Dataset:
————
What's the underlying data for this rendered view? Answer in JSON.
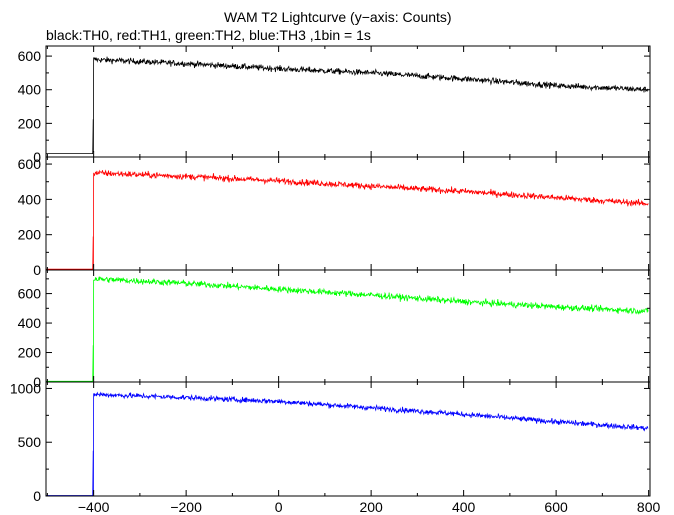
{
  "title": "WAM T2 Lightcurve (y−axis: Counts)",
  "subtitle": "black:TH0, red:TH1, green:TH2, blue:TH3 ,1bin = 1s",
  "chart_data": {
    "type": "line",
    "title": "WAM T2 Lightcurve (y−axis: Counts)",
    "subtitle": "black:TH0, red:TH1, green:TH2, blue:TH3 ,1bin = 1s",
    "xlabel": "",
    "ylabel": "",
    "xlim": [
      -503,
      803
    ],
    "x_ticks": [
      -400,
      -200,
      0,
      200,
      400,
      600,
      800
    ],
    "x_tick_labels": [
      "−400",
      "−200",
      "0",
      "200",
      "400",
      "600",
      "800"
    ],
    "onset_x": -400,
    "grid": false,
    "panels": [
      {
        "series": "TH0",
        "color": "#000000",
        "ylim": [
          0,
          660
        ],
        "y_ticks": [
          0,
          200,
          400,
          600
        ],
        "y_tick_labels": [
          "0",
          "200",
          "400",
          "600"
        ],
        "pre_level": 20,
        "spike_peak": 225,
        "trend": [
          [
            -400,
            580
          ],
          [
            -200,
            555
          ],
          [
            0,
            525
          ],
          [
            200,
            500
          ],
          [
            400,
            465
          ],
          [
            600,
            425
          ],
          [
            800,
            400
          ]
        ],
        "noise_amplitude": 25
      },
      {
        "series": "TH1",
        "color": "#ff0000",
        "ylim": [
          0,
          640
        ],
        "y_ticks": [
          0,
          200,
          400,
          600
        ],
        "y_tick_labels": [
          "0",
          "200",
          "400",
          "600"
        ],
        "pre_level": 5,
        "spike_peak": 190,
        "trend": [
          [
            -400,
            550
          ],
          [
            -200,
            530
          ],
          [
            0,
            505
          ],
          [
            200,
            475
          ],
          [
            400,
            445
          ],
          [
            600,
            410
          ],
          [
            800,
            375
          ]
        ],
        "noise_amplitude": 25
      },
      {
        "series": "TH2",
        "color": "#00ff00",
        "ylim": [
          0,
          760
        ],
        "y_ticks": [
          0,
          200,
          400,
          600
        ],
        "y_tick_labels": [
          "0",
          "200",
          "400",
          "600"
        ],
        "pre_level": 5,
        "spike_peak": 250,
        "trend": [
          [
            -400,
            700
          ],
          [
            -200,
            670
          ],
          [
            0,
            630
          ],
          [
            200,
            590
          ],
          [
            400,
            545
          ],
          [
            600,
            510
          ],
          [
            800,
            480
          ]
        ],
        "noise_amplitude": 30
      },
      {
        "series": "TH3",
        "color": "#0000ff",
        "ylim": [
          0,
          1060
        ],
        "y_ticks": [
          0,
          500,
          1000
        ],
        "y_tick_labels": [
          "0",
          "500",
          "1000"
        ],
        "pre_level": 5,
        "spike_peak": 420,
        "trend": [
          [
            -400,
            945
          ],
          [
            -200,
            915
          ],
          [
            0,
            880
          ],
          [
            200,
            820
          ],
          [
            400,
            760
          ],
          [
            600,
            690
          ],
          [
            800,
            630
          ]
        ],
        "noise_amplitude": 35
      }
    ]
  }
}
————
The task:
Please transcribe the material above exactly as written. Leave the pictures out.

Answer for the task:
What's the underlying data for this rendered view? Answer in JSON.
{
  "title": "WAM T2 Lightcurve (y−axis: Counts)",
  "subtitle": "black:TH0, red:TH1, green:TH2, blue:TH3 ,1bin = 1s",
  "chart_data": {
    "type": "line",
    "title": "WAM T2 Lightcurve (y−axis: Counts)",
    "subtitle": "black:TH0, red:TH1, green:TH2, blue:TH3 ,1bin = 1s",
    "xlabel": "",
    "ylabel": "",
    "xlim": [
      -503,
      803
    ],
    "x_ticks": [
      -400,
      -200,
      0,
      200,
      400,
      600,
      800
    ],
    "x_tick_labels": [
      "−400",
      "−200",
      "0",
      "200",
      "400",
      "600",
      "800"
    ],
    "onset_x": -400,
    "grid": false,
    "panels": [
      {
        "series": "TH0",
        "color": "#000000",
        "ylim": [
          0,
          660
        ],
        "y_ticks": [
          0,
          200,
          400,
          600
        ],
        "y_tick_labels": [
          "0",
          "200",
          "400",
          "600"
        ],
        "pre_level": 20,
        "spike_peak": 225,
        "trend": [
          [
            -400,
            580
          ],
          [
            -200,
            555
          ],
          [
            0,
            525
          ],
          [
            200,
            500
          ],
          [
            400,
            465
          ],
          [
            600,
            425
          ],
          [
            800,
            400
          ]
        ],
        "noise_amplitude": 25
      },
      {
        "series": "TH1",
        "color": "#ff0000",
        "ylim": [
          0,
          640
        ],
        "y_ticks": [
          0,
          200,
          400,
          600
        ],
        "y_tick_labels": [
          "0",
          "200",
          "400",
          "600"
        ],
        "pre_level": 5,
        "spike_peak": 190,
        "trend": [
          [
            -400,
            550
          ],
          [
            -200,
            530
          ],
          [
            0,
            505
          ],
          [
            200,
            475
          ],
          [
            400,
            445
          ],
          [
            600,
            410
          ],
          [
            800,
            375
          ]
        ],
        "noise_amplitude": 25
      },
      {
        "series": "TH2",
        "color": "#00ff00",
        "ylim": [
          0,
          760
        ],
        "y_ticks": [
          0,
          200,
          400,
          600
        ],
        "y_tick_labels": [
          "0",
          "200",
          "400",
          "600"
        ],
        "pre_level": 5,
        "spike_peak": 250,
        "trend": [
          [
            -400,
            700
          ],
          [
            -200,
            670
          ],
          [
            0,
            630
          ],
          [
            200,
            590
          ],
          [
            400,
            545
          ],
          [
            600,
            510
          ],
          [
            800,
            480
          ]
        ],
        "noise_amplitude": 30
      },
      {
        "series": "TH3",
        "color": "#0000ff",
        "ylim": [
          0,
          1060
        ],
        "y_ticks": [
          0,
          500,
          1000
        ],
        "y_tick_labels": [
          "0",
          "500",
          "1000"
        ],
        "pre_level": 5,
        "spike_peak": 420,
        "trend": [
          [
            -400,
            945
          ],
          [
            -200,
            915
          ],
          [
            0,
            880
          ],
          [
            200,
            820
          ],
          [
            400,
            760
          ],
          [
            600,
            690
          ],
          [
            800,
            630
          ]
        ],
        "noise_amplitude": 35
      }
    ]
  }
}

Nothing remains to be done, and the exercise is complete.